Written instruction → Write out the material exactly, without any of its pictures.

Given entries →
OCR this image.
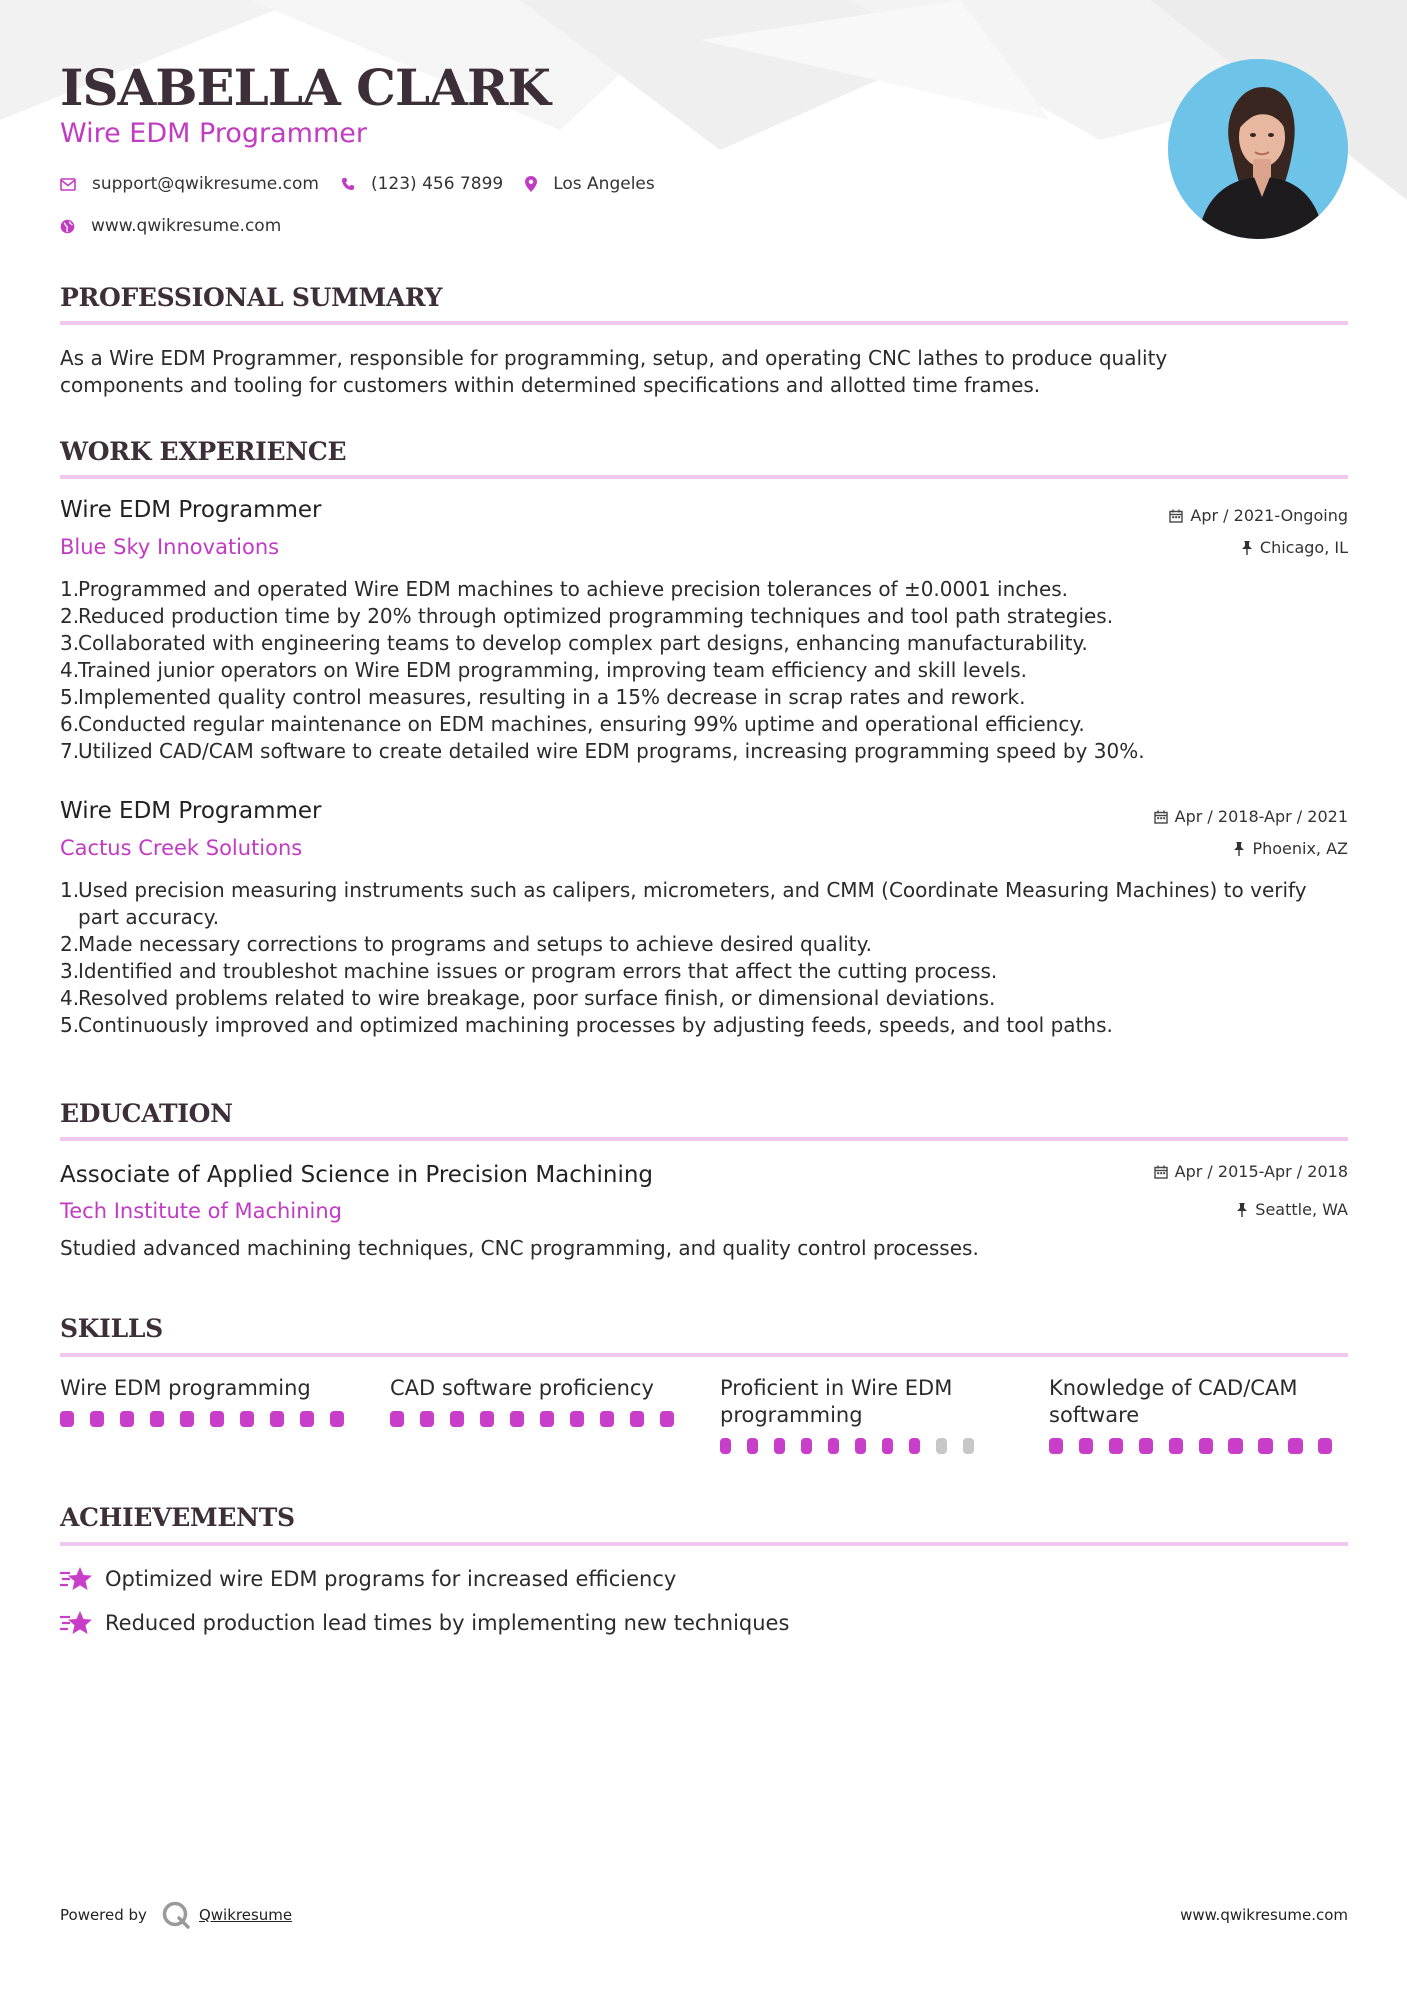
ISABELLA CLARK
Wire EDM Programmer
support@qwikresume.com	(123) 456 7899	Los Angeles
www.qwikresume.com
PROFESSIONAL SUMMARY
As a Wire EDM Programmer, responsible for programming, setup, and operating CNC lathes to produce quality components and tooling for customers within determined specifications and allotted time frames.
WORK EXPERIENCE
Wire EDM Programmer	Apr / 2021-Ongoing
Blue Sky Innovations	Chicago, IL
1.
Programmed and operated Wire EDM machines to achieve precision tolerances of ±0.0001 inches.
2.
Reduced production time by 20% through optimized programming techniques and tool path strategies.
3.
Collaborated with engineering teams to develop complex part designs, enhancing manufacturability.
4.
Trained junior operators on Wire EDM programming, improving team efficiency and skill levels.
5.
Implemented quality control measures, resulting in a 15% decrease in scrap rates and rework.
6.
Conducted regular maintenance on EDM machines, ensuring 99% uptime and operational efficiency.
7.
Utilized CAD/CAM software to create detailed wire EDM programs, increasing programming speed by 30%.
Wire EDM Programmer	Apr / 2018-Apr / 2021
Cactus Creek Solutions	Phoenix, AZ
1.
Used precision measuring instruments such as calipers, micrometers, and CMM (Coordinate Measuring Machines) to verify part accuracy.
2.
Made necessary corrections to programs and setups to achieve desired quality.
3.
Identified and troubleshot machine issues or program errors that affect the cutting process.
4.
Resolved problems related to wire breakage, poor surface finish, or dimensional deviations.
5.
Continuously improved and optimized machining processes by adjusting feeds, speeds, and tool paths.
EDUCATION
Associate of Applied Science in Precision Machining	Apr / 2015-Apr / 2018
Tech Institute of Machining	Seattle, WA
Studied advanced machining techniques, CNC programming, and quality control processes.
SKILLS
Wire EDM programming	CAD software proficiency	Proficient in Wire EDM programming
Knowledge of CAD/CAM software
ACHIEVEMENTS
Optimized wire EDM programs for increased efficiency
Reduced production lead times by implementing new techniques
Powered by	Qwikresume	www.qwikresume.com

Written response →
OCR this image.
ISABELLA CLARK
Wire EDM Programmer
support@qwikresume.com	(123) 456 7899	Los Angeles
www.qwikresume.com
PROFESSIONAL SUMMARY
As a Wire EDM Programmer, responsible for programming, setup, and operating CNC lathes to produce quality components and tooling for customers within determined specifications and allotted time frames.
WORK EXPERIENCE
Wire EDM Programmer	Apr / 2021-Ongoing
Blue Sky Innovations	Chicago, IL
1.
Programmed and operated Wire EDM machines to achieve precision tolerances of ±0.0001 inches.
2.
Reduced production time by 20% through optimized programming techniques and tool path strategies.
3.
Collaborated with engineering teams to develop complex part designs, enhancing manufacturability.
4.
Trained junior operators on Wire EDM programming, improving team efficiency and skill levels.
5.
Implemented quality control measures, resulting in a 15% decrease in scrap rates and rework.
6.
Conducted regular maintenance on EDM machines, ensuring 99% uptime and operational efficiency.
7.
Utilized CAD/CAM software to create detailed wire EDM programs, increasing programming speed by 30%.
Wire EDM Programmer	Apr / 2018-Apr / 2021
Cactus Creek Solutions	Phoenix, AZ
1.
Used precision measuring instruments such as calipers, micrometers, and CMM (Coordinate Measuring Machines) to verify part accuracy.
2.
Made necessary corrections to programs and setups to achieve desired quality.
3.
Identified and troubleshot machine issues or program errors that affect the cutting process.
4.
Resolved problems related to wire breakage, poor surface finish, or dimensional deviations.
5.
Continuously improved and optimized machining processes by adjusting feeds, speeds, and tool paths.
EDUCATION
Associate of Applied Science in Precision Machining	Apr / 2015-Apr / 2018
Tech Institute of Machining	Seattle, WA
Studied advanced machining techniques, CNC programming, and quality control processes.
SKILLS
Wire EDM programming	CAD software proficiency	Proficient in Wire EDM programming
Knowledge of CAD/CAM software
ACHIEVEMENTS
Optimized wire EDM programs for increased efficiency
Reduced production lead times by implementing new techniques
Powered by	Qwikresume	www.qwikresume.com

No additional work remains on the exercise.